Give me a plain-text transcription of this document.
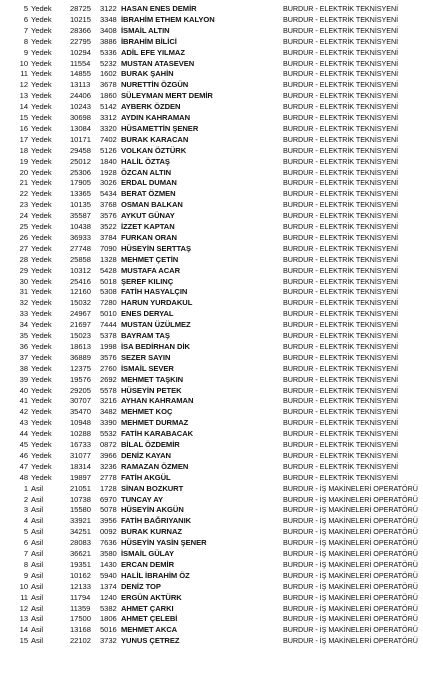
5 Yedek	28725	3122 HASAN ENES DEMİR	BURDUR - ELEKTRİK TEKNİSYENİ
6 Yedek	10215	3348 İBRAHİM ETHEM KALYON	BURDUR - ELEKTRİK TEKNİSYENİ
7 Yedek	28366	3408 İSMAİL ALTIN	BURDUR - ELEKTRİK TEKNİSYENİ
8 Yedek	22795	3886 İBRAHİM BİLİCİ	BURDUR - ELEKTRİK TEKNİSYENİ
9 Yedek	10294	5336 ADİL EFE YILMAZ	BURDUR - ELEKTRİK TEKNİSYENİ
10 Yedek	11554	5232 MUSTAN ATASEVEN	BURDUR - ELEKTRİK TEKNİSYENİ
11 Yedek	14855	1602 BURAK ŞAHİN	BURDUR - ELEKTRİK TEKNİSYENİ
12 Yedek	13113	3678 NURETTİN ÖZGÜN	BURDUR - ELEKTRİK TEKNİSYENİ
13 Yedek	24406	1860 SÜLEYMAN MERT DEMİR	BURDUR - ELEKTRİK TEKNİSYENİ
14 Yedek	10243	5142 AYBERK ÖZDEN	BURDUR - ELEKTRİK TEKNİSYENİ
15 Yedek	30698	3312 AYDIN KAHRAMAN	BURDUR - ELEKTRİK TEKNİSYENİ
16 Yedek	13084	3320 HÜSAMETTİN ŞENER	BURDUR - ELEKTRİK TEKNİSYENİ
17 Yedek	10171	7402 BURAK KARACAN	BURDUR - ELEKTRİK TEKNİSYENİ
18 Yedek	29458	5126 VOLKAN ÖZTÜRK	BURDUR - ELEKTRİK TEKNİSYENİ
19 Yedek	25012	1840 HALİL ÖZTAŞ	BURDUR - ELEKTRİK TEKNİSYENİ
20 Yedek	25306	1928 ÖZCAN ALTIN	BURDUR - ELEKTRİK TEKNİSYENİ
21 Yedek	17905	3026 ERDAL DUMAN	BURDUR - ELEKTRİK TEKNİSYENİ
22 Yedek	13365	5434 BERAT ÖZMEN	BURDUR - ELEKTRİK TEKNİSYENİ
23 Yedek	10135	3768 OSMAN BALKAN	BURDUR - ELEKTRİK TEKNİSYENİ
24 Yedek	35587	3576 AYKUT GÜNAY	BURDUR - ELEKTRİK TEKNİSYENİ
25 Yedek	10438	3522 İZZET KAPTAN	BURDUR - ELEKTRİK TEKNİSYENİ
26 Yedek	36933	3784 FURKAN ORAN	BURDUR - ELEKTRİK TEKNİSYENİ
27 Yedek	27748	7090 HÜSEYİN SERTTAŞ	BURDUR - ELEKTRİK TEKNİSYENİ
28 Yedek	25858	1328 MEHMET ÇETİN	BURDUR - ELEKTRİK TEKNİSYENİ
29 Yedek	10312	5428 MUSTAFA ACAR	BURDUR - ELEKTRİK TEKNİSYENİ
30 Yedek	25416	5018 ŞEREF KILINÇ	BURDUR - ELEKTRİK TEKNİSYENİ
31 Yedek	12160	5308 FATİH HASYALÇIN	BURDUR - ELEKTRİK TEKNİSYENİ
32 Yedek	15032	7280 HARUN YURDAKUL	BURDUR - ELEKTRİK TEKNİSYENİ
33 Yedek	24967	5010 ENES DERYAL	BURDUR - ELEKTRİK TEKNİSYENİ
34 Yedek	21697	7444 MUSTAN ÜZÜLMEZ	BURDUR - ELEKTRİK TEKNİSYENİ
35 Yedek	15023	5378 BAYRAM TAŞ	BURDUR - ELEKTRİK TEKNİSYENİ
36 Yedek	18613	1998 İSA BEDİRHAN DİK	BURDUR - ELEKTRİK TEKNİSYENİ
37 Yedek	36889	3576 SEZER SAYIN	BURDUR - ELEKTRİK TEKNİSYENİ
38 Yedek	12375	2760 İSMAİL SEVER	BURDUR - ELEKTRİK TEKNİSYENİ
39 Yedek	19576	2692 MEHMET TAŞKIN	BURDUR - ELEKTRİK TEKNİSYENİ
40 Yedek	29205	5578 HÜSEYİN PETEK	BURDUR - ELEKTRİK TEKNİSYENİ
41 Yedek	30707	3216 AYHAN KAHRAMAN	BURDUR - ELEKTRİK TEKNİSYENİ
42 Yedek	35470	3482 MEHMET KOÇ	BURDUR - ELEKTRİK TEKNİSYENİ
43 Yedek	10948	3390 MEHMET DURMAZ	BURDUR - ELEKTRİK TEKNİSYENİ
44 Yedek	10288	5532 FATİH KARABACAK	BURDUR - ELEKTRİK TEKNİSYENİ
45 Yedek	16733	0872 BİLAL ÖZDEMİR	BURDUR - ELEKTRİK TEKNİSYENİ
46 Yedek	31077	3966 DENİZ KAYAN	BURDUR - ELEKTRİK TEKNİSYENİ
47 Yedek	18314	3236 RAMAZAN ÖZMEN	BURDUR - ELEKTRİK TEKNİSYENİ
48 Yedek	19897	2778 FATİH AKGÜL	BURDUR - ELEKTRİK TEKNİSYENİ
1 Asil	21051	1728 SİNAN BOZKURT	BURDUR - İŞ MAKİNELERİ OPERATÖRÜ
2 Asil	10738	6970 TUNCAY AY	BURDUR - İŞ MAKİNELERİ OPERATÖRÜ
3 Asil	15580	5078 HÜSEYİN AKGÜN	BURDUR - İŞ MAKİNELERİ OPERATÖRÜ
4 Asil	33921	3956 FATİH BAĞRIYANIK	BURDUR - İŞ MAKİNELERİ OPERATÖRÜ
5 Asil	34251	0092 BURAK KURNAZ	BURDUR - İŞ MAKİNELERİ OPERATÖRÜ
6 Asil	28083	7636 HÜSEYİN YASİN ŞENER	BURDUR - İŞ MAKİNELERİ OPERATÖRÜ
7 Asil	36621	3580 İSMAİL GÜLAY	BURDUR - İŞ MAKİNELERİ OPERATÖRÜ
8 Asil	19351	1430 ERCAN DEMİR	BURDUR - İŞ MAKİNELERİ OPERATÖRÜ
9 Asil	10162	5940 HALİL İBRAHİM ÖZ	BURDUR - İŞ MAKİNELERİ OPERATÖRÜ
10 Asil	12133	1374 DENİZ TOP	BURDUR - İŞ MAKİNELERİ OPERATÖRÜ
11 Asil	11794	1240 ERGÜN AKTÜRK	BURDUR - İŞ MAKİNELERİ OPERATÖRÜ
12 Asil	11359	5382 AHMET ÇARKI	BURDUR - İŞ MAKİNELERİ OPERATÖRÜ
13 Asil	17500	1806 AHMET ÇELEBİ	BURDUR - İŞ MAKİNELERİ OPERATÖRÜ
14 Asil	13168	5016 MEHMET AKCA	BURDUR - İŞ MAKİNELERİ OPERATÖRÜ
15 Asil	22102	3732 YUNUS ÇETREZ	BURDUR - İŞ MAKİNELERİ OPERATÖRÜ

-=-=-=-=-

- _Exercise aim_
Review the material and copy each line in which the word "AHMET" appears.

- _Solution below_
12 Asil	11359	5382 AHMET ÇARKI	BURDUR - İŞ MAKİNELERİ OPERATÖRÜ
13 Asil	17500	1806 AHMET ÇELEBİ	BURDUR - İŞ MAKİNELERİ OPERATÖRÜ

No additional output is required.